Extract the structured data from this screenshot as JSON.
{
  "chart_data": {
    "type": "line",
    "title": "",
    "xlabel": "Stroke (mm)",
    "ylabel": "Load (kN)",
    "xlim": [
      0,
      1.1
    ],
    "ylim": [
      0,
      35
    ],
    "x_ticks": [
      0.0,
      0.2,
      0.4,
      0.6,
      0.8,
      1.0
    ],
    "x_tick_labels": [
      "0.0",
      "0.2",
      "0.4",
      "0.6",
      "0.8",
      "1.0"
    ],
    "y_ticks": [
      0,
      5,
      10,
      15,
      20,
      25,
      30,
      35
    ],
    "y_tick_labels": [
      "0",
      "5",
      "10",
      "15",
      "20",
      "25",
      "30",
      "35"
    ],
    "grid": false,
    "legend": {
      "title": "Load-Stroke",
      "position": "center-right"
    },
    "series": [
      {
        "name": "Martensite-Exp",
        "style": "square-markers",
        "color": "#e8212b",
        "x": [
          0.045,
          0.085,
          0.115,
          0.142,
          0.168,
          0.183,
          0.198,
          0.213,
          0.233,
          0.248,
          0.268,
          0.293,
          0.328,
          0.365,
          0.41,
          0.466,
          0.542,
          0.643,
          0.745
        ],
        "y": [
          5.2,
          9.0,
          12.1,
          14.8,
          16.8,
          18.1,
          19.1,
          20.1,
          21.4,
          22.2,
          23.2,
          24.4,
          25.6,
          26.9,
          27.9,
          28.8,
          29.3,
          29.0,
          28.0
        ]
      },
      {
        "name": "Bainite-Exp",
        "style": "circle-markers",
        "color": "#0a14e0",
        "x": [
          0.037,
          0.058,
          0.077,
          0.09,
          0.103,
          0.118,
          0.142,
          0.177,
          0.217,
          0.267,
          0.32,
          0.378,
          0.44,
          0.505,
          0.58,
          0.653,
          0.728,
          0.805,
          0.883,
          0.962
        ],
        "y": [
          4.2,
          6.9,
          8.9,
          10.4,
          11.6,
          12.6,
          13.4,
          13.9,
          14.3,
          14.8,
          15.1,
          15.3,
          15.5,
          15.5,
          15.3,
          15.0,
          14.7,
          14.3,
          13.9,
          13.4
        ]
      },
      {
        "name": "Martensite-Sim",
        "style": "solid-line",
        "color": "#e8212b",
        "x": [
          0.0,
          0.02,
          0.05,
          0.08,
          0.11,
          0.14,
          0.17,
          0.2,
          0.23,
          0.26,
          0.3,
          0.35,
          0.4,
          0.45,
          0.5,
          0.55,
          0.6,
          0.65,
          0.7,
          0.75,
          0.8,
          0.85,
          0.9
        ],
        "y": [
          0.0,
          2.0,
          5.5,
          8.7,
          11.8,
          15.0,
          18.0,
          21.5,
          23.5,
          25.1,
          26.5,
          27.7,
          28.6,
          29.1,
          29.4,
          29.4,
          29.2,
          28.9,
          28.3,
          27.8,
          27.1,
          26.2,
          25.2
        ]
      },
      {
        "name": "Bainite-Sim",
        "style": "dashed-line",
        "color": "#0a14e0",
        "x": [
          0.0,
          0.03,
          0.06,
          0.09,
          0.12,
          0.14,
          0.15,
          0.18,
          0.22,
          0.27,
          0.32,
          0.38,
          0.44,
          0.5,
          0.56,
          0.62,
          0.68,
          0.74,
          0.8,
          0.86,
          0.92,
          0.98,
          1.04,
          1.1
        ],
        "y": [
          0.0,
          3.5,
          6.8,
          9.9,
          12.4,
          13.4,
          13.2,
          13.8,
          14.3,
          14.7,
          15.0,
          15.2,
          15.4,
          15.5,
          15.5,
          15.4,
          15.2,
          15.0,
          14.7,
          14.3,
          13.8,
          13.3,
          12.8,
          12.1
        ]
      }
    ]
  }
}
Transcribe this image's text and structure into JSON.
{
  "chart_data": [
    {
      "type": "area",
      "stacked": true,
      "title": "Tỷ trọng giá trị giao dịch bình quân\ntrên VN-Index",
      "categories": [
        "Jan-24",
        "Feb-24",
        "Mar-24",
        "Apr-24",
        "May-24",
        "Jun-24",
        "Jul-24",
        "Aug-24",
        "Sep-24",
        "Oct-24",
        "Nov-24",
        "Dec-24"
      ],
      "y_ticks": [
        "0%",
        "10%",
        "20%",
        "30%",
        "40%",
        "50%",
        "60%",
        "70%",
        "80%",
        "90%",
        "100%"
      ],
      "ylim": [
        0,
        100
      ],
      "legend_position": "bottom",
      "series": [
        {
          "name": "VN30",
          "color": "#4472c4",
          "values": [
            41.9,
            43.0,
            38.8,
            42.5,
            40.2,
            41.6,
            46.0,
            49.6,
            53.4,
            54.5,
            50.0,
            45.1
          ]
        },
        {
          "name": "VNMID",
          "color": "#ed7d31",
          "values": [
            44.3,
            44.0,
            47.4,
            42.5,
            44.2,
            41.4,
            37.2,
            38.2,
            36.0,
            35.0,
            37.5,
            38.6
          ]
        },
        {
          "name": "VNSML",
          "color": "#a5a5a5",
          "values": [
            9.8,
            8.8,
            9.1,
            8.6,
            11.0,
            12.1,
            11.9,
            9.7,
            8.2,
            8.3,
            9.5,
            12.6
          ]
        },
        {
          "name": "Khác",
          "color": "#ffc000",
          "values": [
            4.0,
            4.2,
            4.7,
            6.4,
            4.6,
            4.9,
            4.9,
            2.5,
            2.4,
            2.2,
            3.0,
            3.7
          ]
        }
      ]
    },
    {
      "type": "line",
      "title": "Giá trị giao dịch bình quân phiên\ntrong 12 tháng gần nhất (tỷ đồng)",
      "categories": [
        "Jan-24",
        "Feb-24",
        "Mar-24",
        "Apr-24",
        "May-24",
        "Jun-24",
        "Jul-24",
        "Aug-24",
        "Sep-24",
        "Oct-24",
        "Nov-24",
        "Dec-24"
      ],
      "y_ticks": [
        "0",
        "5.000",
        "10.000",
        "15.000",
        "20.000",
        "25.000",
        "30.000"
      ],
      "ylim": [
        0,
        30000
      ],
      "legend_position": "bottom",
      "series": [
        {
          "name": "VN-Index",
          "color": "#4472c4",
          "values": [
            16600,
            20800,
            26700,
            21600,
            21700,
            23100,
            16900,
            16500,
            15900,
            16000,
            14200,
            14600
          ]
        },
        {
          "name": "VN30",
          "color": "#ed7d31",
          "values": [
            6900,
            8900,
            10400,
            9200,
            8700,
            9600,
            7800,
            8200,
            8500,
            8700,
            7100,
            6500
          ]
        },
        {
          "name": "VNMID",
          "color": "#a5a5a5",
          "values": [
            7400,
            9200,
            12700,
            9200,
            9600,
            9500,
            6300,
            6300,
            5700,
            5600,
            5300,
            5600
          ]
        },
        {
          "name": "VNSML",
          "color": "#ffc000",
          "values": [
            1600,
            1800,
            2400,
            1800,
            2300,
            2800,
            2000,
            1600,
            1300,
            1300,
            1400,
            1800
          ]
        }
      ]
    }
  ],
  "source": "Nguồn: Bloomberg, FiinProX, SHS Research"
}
◇ ◇ ◇ ◇
[The problem]
Search the data for "name". Copy every line that has it.

[Written response]
        "name": "Martensite-Exp",
        "name": "Bainite-Exp",
        "name": "Martensite-Sim",
        "name": "Bainite-Sim",
          "name": "VN30",
          "name": "VNMID",
          "name": "VNSML",
          "name": "Khác",
          "name": "VN-Index",
          "name": "VN30",
          "name": "VNMID",
          "name": "VNSML",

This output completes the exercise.